Copy each of the records below word for word, leaving every line unchanged.

Rows:

────────────────

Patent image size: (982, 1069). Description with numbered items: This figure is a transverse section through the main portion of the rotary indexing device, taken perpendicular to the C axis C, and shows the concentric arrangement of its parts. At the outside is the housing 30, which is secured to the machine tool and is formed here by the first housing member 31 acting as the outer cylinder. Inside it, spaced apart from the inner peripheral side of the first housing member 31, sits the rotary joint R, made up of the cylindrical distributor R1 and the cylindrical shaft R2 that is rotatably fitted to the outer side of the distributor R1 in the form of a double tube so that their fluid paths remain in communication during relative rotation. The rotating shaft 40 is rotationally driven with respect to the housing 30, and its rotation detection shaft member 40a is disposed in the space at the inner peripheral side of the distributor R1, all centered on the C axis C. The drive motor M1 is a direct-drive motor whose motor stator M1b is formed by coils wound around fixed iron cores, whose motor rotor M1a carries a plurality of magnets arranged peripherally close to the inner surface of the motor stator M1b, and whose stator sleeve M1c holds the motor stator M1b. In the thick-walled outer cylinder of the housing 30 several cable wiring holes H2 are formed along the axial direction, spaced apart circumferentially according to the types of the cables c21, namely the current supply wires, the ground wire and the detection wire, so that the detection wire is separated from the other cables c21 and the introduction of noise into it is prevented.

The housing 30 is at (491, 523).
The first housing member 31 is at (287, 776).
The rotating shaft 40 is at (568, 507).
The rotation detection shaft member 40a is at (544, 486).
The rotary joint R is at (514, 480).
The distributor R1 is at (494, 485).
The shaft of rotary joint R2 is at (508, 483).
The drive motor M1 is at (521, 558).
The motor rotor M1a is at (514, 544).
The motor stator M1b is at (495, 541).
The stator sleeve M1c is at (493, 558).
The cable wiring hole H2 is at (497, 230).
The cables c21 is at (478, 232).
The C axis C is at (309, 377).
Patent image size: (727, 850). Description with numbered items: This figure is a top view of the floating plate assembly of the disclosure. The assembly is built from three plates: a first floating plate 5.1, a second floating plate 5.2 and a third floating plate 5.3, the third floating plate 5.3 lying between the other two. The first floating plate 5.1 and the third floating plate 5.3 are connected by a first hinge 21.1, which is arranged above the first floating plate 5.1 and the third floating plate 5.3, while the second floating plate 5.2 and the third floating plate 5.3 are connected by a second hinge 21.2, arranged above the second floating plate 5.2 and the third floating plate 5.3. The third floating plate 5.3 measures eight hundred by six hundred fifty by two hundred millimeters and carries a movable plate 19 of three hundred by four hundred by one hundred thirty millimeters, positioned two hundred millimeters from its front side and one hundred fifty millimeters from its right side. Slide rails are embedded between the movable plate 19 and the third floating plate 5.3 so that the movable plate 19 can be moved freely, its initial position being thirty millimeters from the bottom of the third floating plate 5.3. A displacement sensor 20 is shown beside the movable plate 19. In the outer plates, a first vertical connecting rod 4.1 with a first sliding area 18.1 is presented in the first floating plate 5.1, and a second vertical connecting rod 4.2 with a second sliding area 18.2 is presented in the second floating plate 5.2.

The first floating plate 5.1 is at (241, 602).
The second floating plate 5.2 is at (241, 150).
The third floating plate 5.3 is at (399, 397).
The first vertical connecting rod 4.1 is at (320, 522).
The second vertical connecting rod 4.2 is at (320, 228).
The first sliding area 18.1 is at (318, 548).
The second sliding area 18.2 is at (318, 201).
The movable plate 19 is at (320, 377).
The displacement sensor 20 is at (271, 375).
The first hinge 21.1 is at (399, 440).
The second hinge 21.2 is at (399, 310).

────────────────

Task answer:
Patent image size: (982, 1069). Description with numbered items: This figure is a transverse section through the main portion of the rotary indexing device, taken perpendicular to the C axis C, and shows the concentric arrangement of its parts. At the outside is the housing 30, which is secured to the machine tool and is formed here by the first housing member 31 acting as the outer cylinder. Inside it, spaced apart from the inner peripheral side of the first housing member 31, sits the rotary joint R, made up of the cylindrical distributor R1 and the cylindrical shaft R2 that is rotatably fitted to the outer side of the distributor R1 in the form of a double tube so that their fluid paths remain in communication during relative rotation. The rotating shaft 40 is rotationally driven with respect to the housing 30, and its rotation detection shaft member 40a is disposed in the space at the inner peripheral side of the distributor R1, all centered on the C axis C. The drive motor M1 is a direct-drive motor whose motor stator M1b is formed by coils wound around fixed iron cores, whose motor rotor M1a carries a plurality of magnets arranged peripherally close to the inner surface of the motor stator M1b, and whose stator sleeve M1c holds the motor stator M1b. In the thick-walled outer cylinder of the housing 30 several cable wiring holes H2 are formed along the axial direction, spaced apart circumferentially according to the types of the cables c21, namely the current supply wires, the ground wire and the detection wire, so that the detection wire is separated from the other cables c21 and the introduction of noise into it is prevented.

The housing 30 is at (491, 523).
The first housing member 31 is at (287, 776).
The rotating shaft 40 is at (568, 507).
The rotation detection shaft member 40a is at (544, 486).
The rotary joint R is at (514, 480).
The distributor R1 is at (494, 485).
The shaft of rotary joint R2 is at (508, 483).
The drive motor M1 is at (521, 558).
The motor rotor M1a is at (514, 544).
The motor stator M1b is at (495, 541).
The stator sleeve M1c is at (493, 558).
The cable wiring hole H2 is at (497, 230).
The cables c21 is at (478, 232).
The C axis C is at (309, 377).
Patent image size: (727, 850). Description with numbered items: This figure is a top view of the floating plate assembly of the disclosure. The assembly is built from three plates: a first floating plate 5.1, a second floating plate 5.2 and a third floating plate 5.3, the third floating plate 5.3 lying between the other two. The first floating plate 5.1 and the third floating plate 5.3 are connected by a first hinge 21.1, which is arranged above the first floating plate 5.1 and the third floating plate 5.3, while the second floating plate 5.2 and the third floating plate 5.3 are connected by a second hinge 21.2, arranged above the second floating plate 5.2 and the third floating plate 5.3. The third floating plate 5.3 measures eight hundred by six hundred fifty by two hundred millimeters and carries a movable plate 19 of three hundred by four hundred by one hundred thirty millimeters, positioned two hundred millimeters from its front side and one hundred fifty millimeters from its right side. Slide rails are embedded between the movable plate 19 and the third floating plate 5.3 so that the movable plate 19 can be moved freely, its initial position being thirty millimeters from the bottom of the third floating plate 5.3. A displacement sensor 20 is shown beside the movable plate 19. In the outer plates, a first vertical connecting rod 4.1 with a first sliding area 18.1 is presented in the first floating plate 5.1, and a second vertical connecting rod 4.2 with a second sliding area 18.2 is presented in the second floating plate 5.2.

The first floating plate 5.1 is at (241, 602).
The second floating plate 5.2 is at (241, 150).
The third floating plate 5.3 is at (399, 397).
The first vertical connecting rod 4.1 is at (320, 522).
The second vertical connecting rod 4.2 is at (320, 228).
The first sliding area 18.1 is at (318, 548).
The second sliding area 18.2 is at (318, 201).
The movable plate 19 is at (320, 377).
The displacement sensor 20 is at (271, 375).
The first hinge 21.1 is at (399, 440).
The second hinge 21.2 is at (399, 310).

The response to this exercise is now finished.